— START MATERIAL PROVIDED —

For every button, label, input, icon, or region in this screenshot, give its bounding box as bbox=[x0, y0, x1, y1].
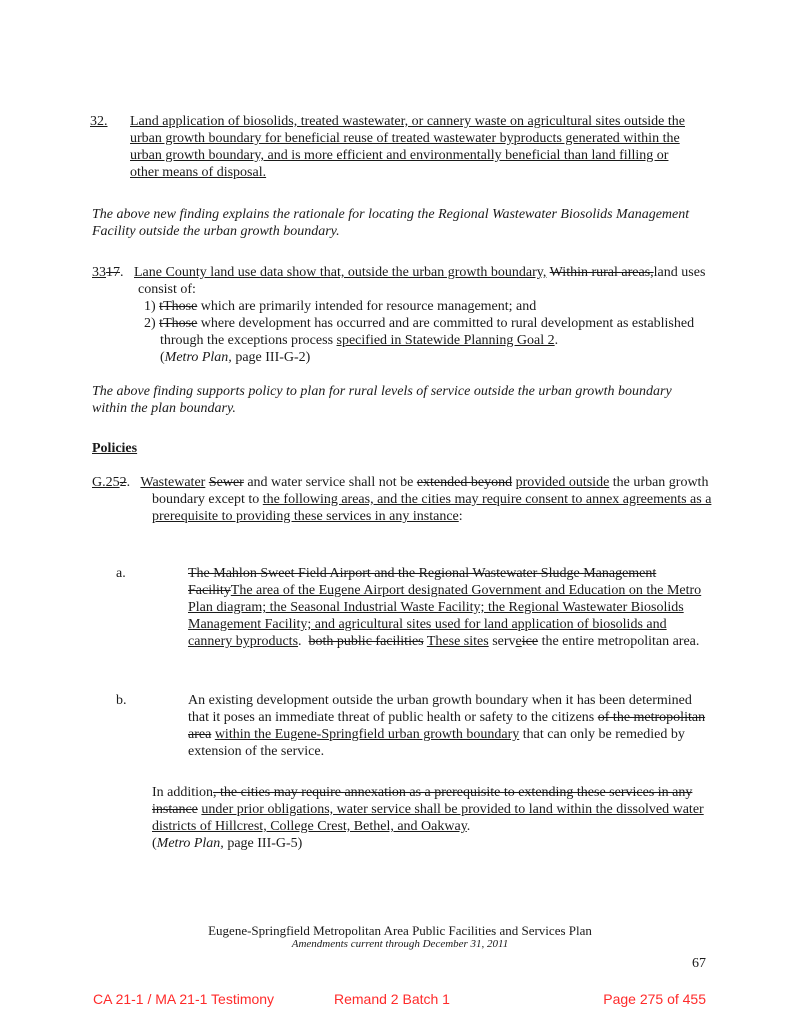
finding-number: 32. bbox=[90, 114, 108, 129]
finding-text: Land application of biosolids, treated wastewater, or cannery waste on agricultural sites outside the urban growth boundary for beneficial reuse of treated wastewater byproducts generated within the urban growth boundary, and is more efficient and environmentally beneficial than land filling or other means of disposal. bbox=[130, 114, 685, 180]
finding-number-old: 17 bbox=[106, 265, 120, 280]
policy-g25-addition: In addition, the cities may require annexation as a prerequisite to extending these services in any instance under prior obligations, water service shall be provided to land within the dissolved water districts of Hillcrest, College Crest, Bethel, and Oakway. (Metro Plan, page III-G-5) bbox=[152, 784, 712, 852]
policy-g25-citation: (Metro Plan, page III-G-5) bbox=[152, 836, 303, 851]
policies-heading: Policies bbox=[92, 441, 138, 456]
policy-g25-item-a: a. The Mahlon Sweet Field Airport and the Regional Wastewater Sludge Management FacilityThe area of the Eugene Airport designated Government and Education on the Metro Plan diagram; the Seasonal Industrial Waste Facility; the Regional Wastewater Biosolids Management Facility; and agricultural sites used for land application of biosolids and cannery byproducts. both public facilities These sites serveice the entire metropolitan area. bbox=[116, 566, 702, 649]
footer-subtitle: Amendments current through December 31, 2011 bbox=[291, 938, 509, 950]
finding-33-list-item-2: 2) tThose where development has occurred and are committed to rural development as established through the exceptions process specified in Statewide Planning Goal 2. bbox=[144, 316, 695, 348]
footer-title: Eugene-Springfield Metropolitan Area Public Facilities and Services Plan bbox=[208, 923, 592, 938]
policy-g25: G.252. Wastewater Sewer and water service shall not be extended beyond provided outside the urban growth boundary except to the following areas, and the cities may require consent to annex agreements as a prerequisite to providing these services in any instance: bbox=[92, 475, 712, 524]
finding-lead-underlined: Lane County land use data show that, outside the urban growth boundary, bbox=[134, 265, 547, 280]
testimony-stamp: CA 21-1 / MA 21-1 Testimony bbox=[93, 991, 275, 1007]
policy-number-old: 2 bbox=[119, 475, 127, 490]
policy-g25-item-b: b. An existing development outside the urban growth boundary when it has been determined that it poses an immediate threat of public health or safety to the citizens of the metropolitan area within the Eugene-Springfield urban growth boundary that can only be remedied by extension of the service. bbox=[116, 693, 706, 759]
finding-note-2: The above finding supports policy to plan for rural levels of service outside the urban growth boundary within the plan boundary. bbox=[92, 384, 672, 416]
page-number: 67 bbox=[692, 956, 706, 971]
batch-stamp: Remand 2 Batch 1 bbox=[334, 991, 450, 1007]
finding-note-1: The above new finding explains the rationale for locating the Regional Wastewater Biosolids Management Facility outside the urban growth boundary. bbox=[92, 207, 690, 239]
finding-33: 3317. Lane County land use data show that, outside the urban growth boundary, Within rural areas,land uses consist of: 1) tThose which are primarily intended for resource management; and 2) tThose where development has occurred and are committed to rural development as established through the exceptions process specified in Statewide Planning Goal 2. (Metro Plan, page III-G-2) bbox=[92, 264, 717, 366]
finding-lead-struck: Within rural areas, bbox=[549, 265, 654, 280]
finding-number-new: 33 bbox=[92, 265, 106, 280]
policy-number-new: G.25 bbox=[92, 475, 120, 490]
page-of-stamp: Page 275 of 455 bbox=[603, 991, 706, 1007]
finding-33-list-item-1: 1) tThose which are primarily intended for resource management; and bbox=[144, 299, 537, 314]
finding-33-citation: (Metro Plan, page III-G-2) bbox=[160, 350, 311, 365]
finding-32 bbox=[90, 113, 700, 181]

— END MATERIAL PROVIDED —
— START MATERIAL PROVIDED —

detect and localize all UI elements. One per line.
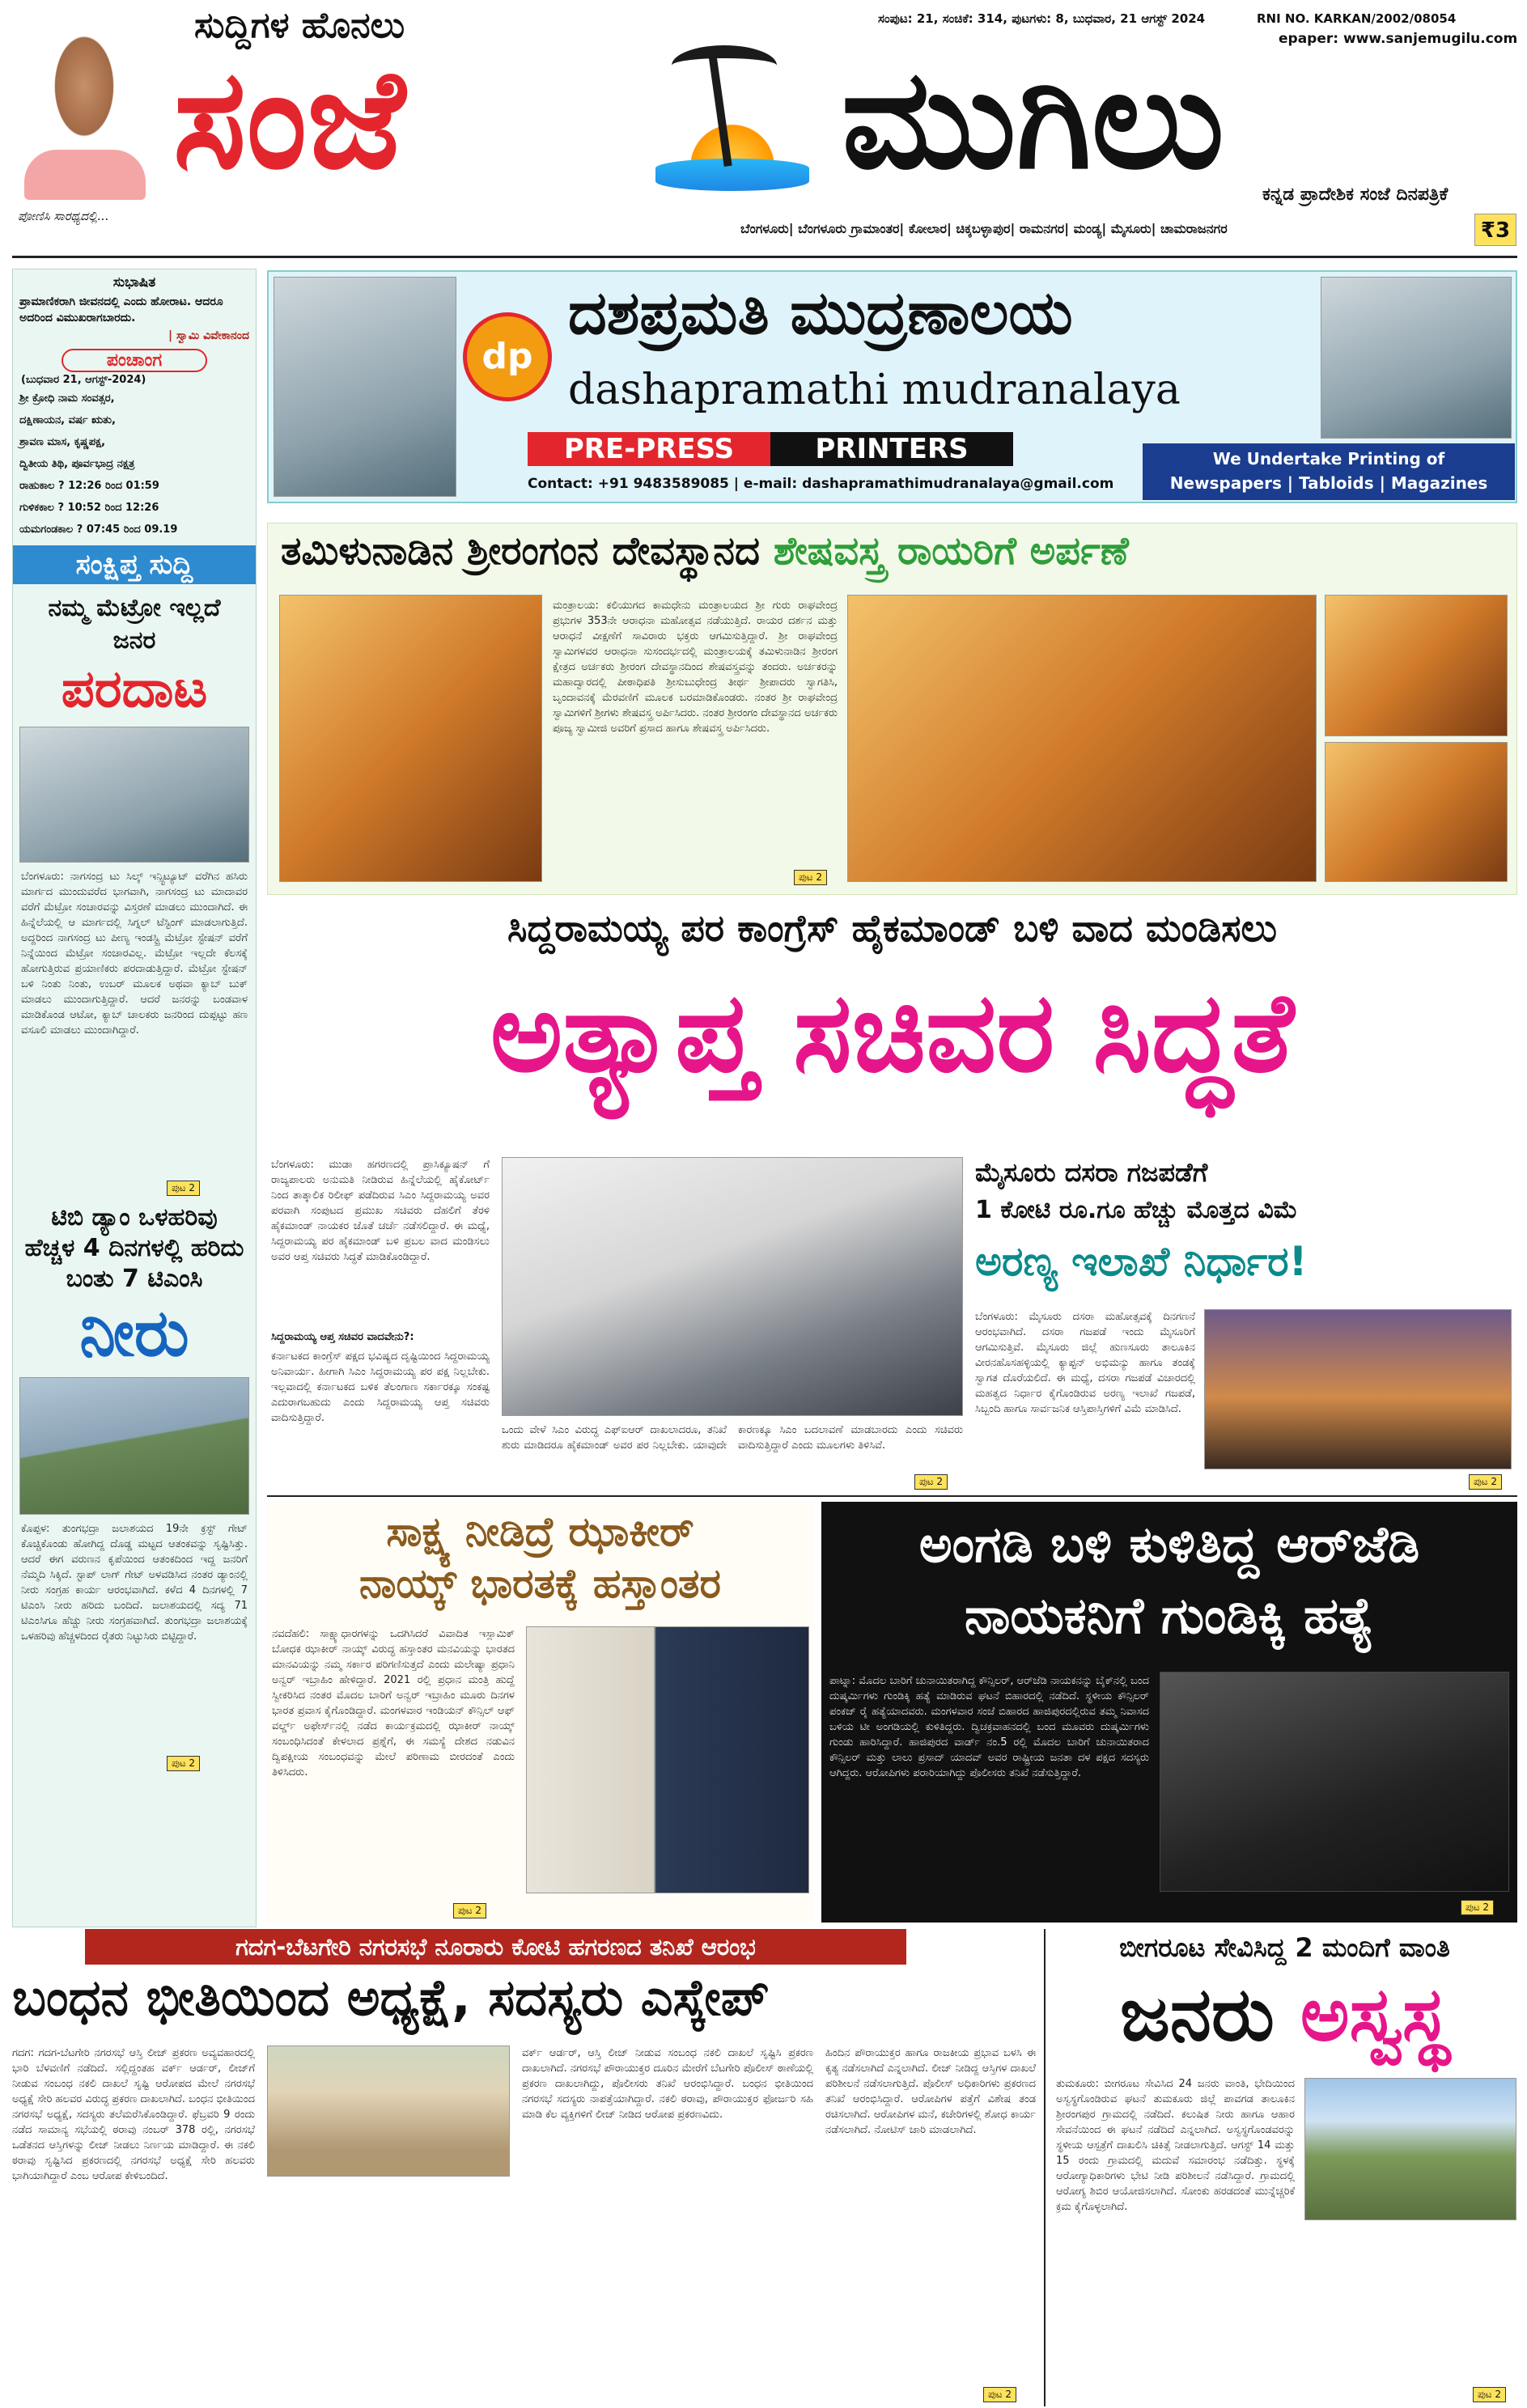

— END MATERIAL PROVIDED —

> [TO DO]
Rewrite the stretch from the line containing "For every button, label, input, icon, or" through the line containing "policy-g25-citation: (Metro Plan, page", swapping "cannery waste" for "food processing waste" and keeping everything else as it is. Leave the pictures out.

> [RESPONSE TO THE EXERCISE]
For every button, label, input, icon, or region in this screenshot, give its bounding box as bbox=[x0, y0, x1, y1].
finding-number: 32. bbox=[90, 114, 108, 129]
finding-text: Land application of biosolids, treated wastewater, or food processing waste on agricultural sites outside the urban growth boundary for beneficial reuse of treated wastewater byproducts generated within the urban growth boundary, and is more efficient and environmentally beneficial than land filling or other means of disposal. bbox=[130, 114, 685, 180]
finding-number-old: 17 bbox=[106, 265, 120, 280]
policy-g25-addition: In addition, the cities may require annexation as a prerequisite to extending these services in any instance under prior obligations, water service shall be provided to land within the dissolved water districts of Hillcrest, College Crest, Bethel, and Oakway. (Metro Plan, page III-G-5) bbox=[152, 784, 712, 852]
policy-g25-citation: (Metro Plan, page III-G-5) bbox=[152, 836, 303, 851]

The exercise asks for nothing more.